═════ DATA SHOWN

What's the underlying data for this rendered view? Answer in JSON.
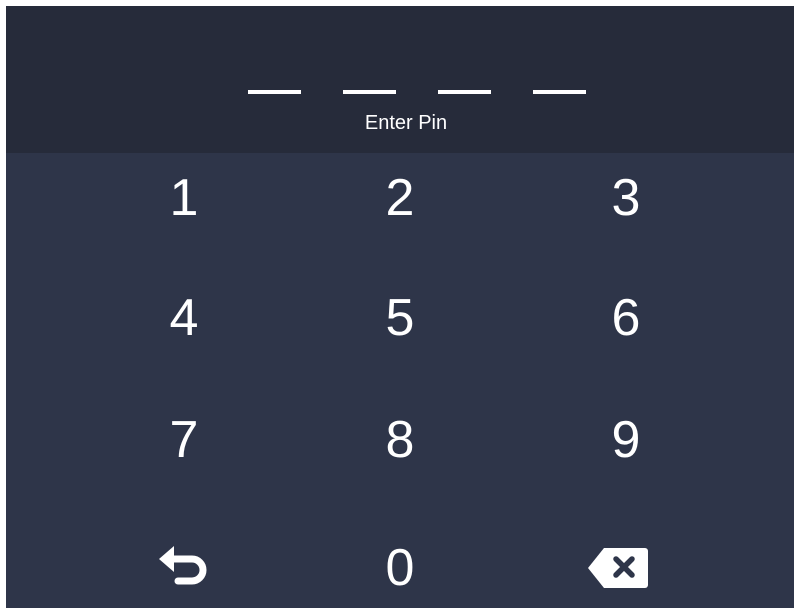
{
  "pin": {
    "label": "Enter Pin",
    "length": 4
  },
  "keypad": {
    "keys": [
      "1",
      "2",
      "3",
      "4",
      "5",
      "6",
      "7",
      "8",
      "9",
      "0"
    ],
    "back_icon": "undo-arrow-icon",
    "delete_icon": "backspace-icon"
  },
  "colors": {
    "header_bg": "#262b3a",
    "keypad_bg": "#2e3549",
    "text": "#ffffff"
  }
}
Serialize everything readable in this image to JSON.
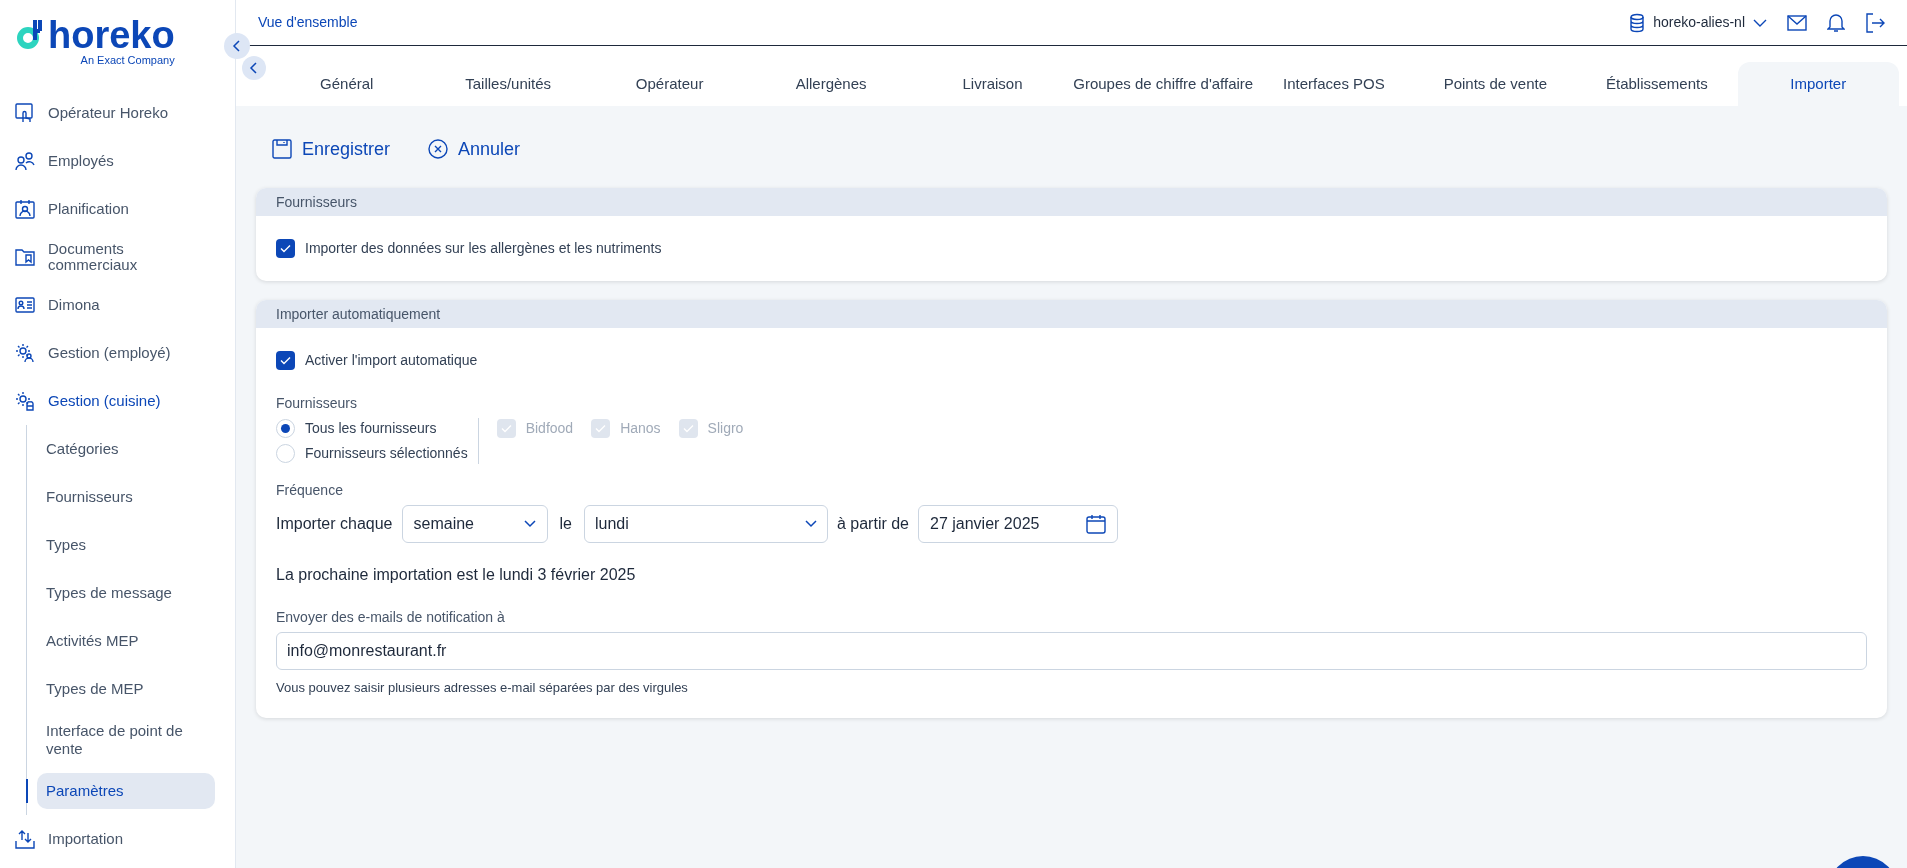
{
  "logo": {
    "wordmark": "horeko",
    "tagline": "An Exact Company"
  },
  "sidebar": {
    "items": [
      {
        "label": "Opérateur Horeko",
        "expanded": false
      },
      {
        "label": "Employés",
        "expanded": false
      },
      {
        "label": "Planification",
        "expanded": false
      },
      {
        "label": "Documents commerciaux",
        "expanded": false
      },
      {
        "label": "Dimona",
        "expanded": false
      },
      {
        "label": "Gestion (employé)",
        "expanded": false
      },
      {
        "label": "Gestion (cuisine)",
        "expanded": true,
        "children": [
          {
            "label": "Catégories",
            "selected": false
          },
          {
            "label": "Fournisseurs",
            "selected": false
          },
          {
            "label": "Types",
            "selected": false
          },
          {
            "label": "Types de message",
            "selected": false
          },
          {
            "label": "Activités MEP",
            "selected": false
          },
          {
            "label": "Types de MEP",
            "selected": false
          },
          {
            "label": "Interface de point de vente",
            "selected": false
          },
          {
            "label": "Paramètres",
            "selected": true
          }
        ]
      },
      {
        "label": "Importation",
        "expanded": false
      }
    ]
  },
  "header": {
    "breadcrumb": "Vue d'ensemble",
    "database": "horeko-alies-nl"
  },
  "tabs": [
    {
      "label": "Général",
      "selected": false
    },
    {
      "label": "Tailles/unités",
      "selected": false
    },
    {
      "label": "Opérateur",
      "selected": false
    },
    {
      "label": "Allergènes",
      "selected": false
    },
    {
      "label": "Livraison",
      "selected": false
    },
    {
      "label": "Groupes de chiffre d'affaire",
      "selected": false
    },
    {
      "label": "Interfaces POS",
      "selected": false
    },
    {
      "label": "Points de vente",
      "selected": false
    },
    {
      "label": "Établissements",
      "selected": false
    },
    {
      "label": "Importer",
      "selected": true
    }
  ],
  "toolbar": {
    "save": "Enregistrer",
    "cancel": "Annuler"
  },
  "suppliers_card": {
    "title": "Fournisseurs",
    "checkbox": {
      "label": "Importer des données sur les allergènes et les nutriments",
      "checked": true
    }
  },
  "auto_import_card": {
    "title": "Importer automatiquement",
    "enable": {
      "label": "Activer l'import automatique",
      "checked": true
    },
    "suppliers_label": "Fournisseurs",
    "supplier_mode": [
      {
        "label": "Tous les fournisseurs",
        "selected": true
      },
      {
        "label": "Fournisseurs sélectionnés",
        "selected": false
      }
    ],
    "supplier_checks": [
      {
        "label": "Bidfood",
        "checked": true,
        "disabled": true
      },
      {
        "label": "Hanos",
        "checked": true,
        "disabled": true
      },
      {
        "label": "Sligro",
        "checked": true,
        "disabled": true
      }
    ],
    "frequency_label": "Fréquence",
    "import_every": "Importer chaque",
    "period": "semaine",
    "le": "le",
    "day": "lundi",
    "from": "à partir de",
    "start_date": "27 janvier 2025",
    "next_import": "La prochaine importation est le lundi 3 février 2025",
    "email_label": "Envoyer des e-mails de notification à",
    "email": "info@monrestaurant.fr",
    "email_hint": "Vous pouvez saisir plusieurs adresses e-mail séparées par des virgules"
  }
}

══════════

From the listing above, return each line with the word "icon".

> THE REPLY:
    "back_icon": "undo-arrow-icon",
    "delete_icon": "backspace-icon"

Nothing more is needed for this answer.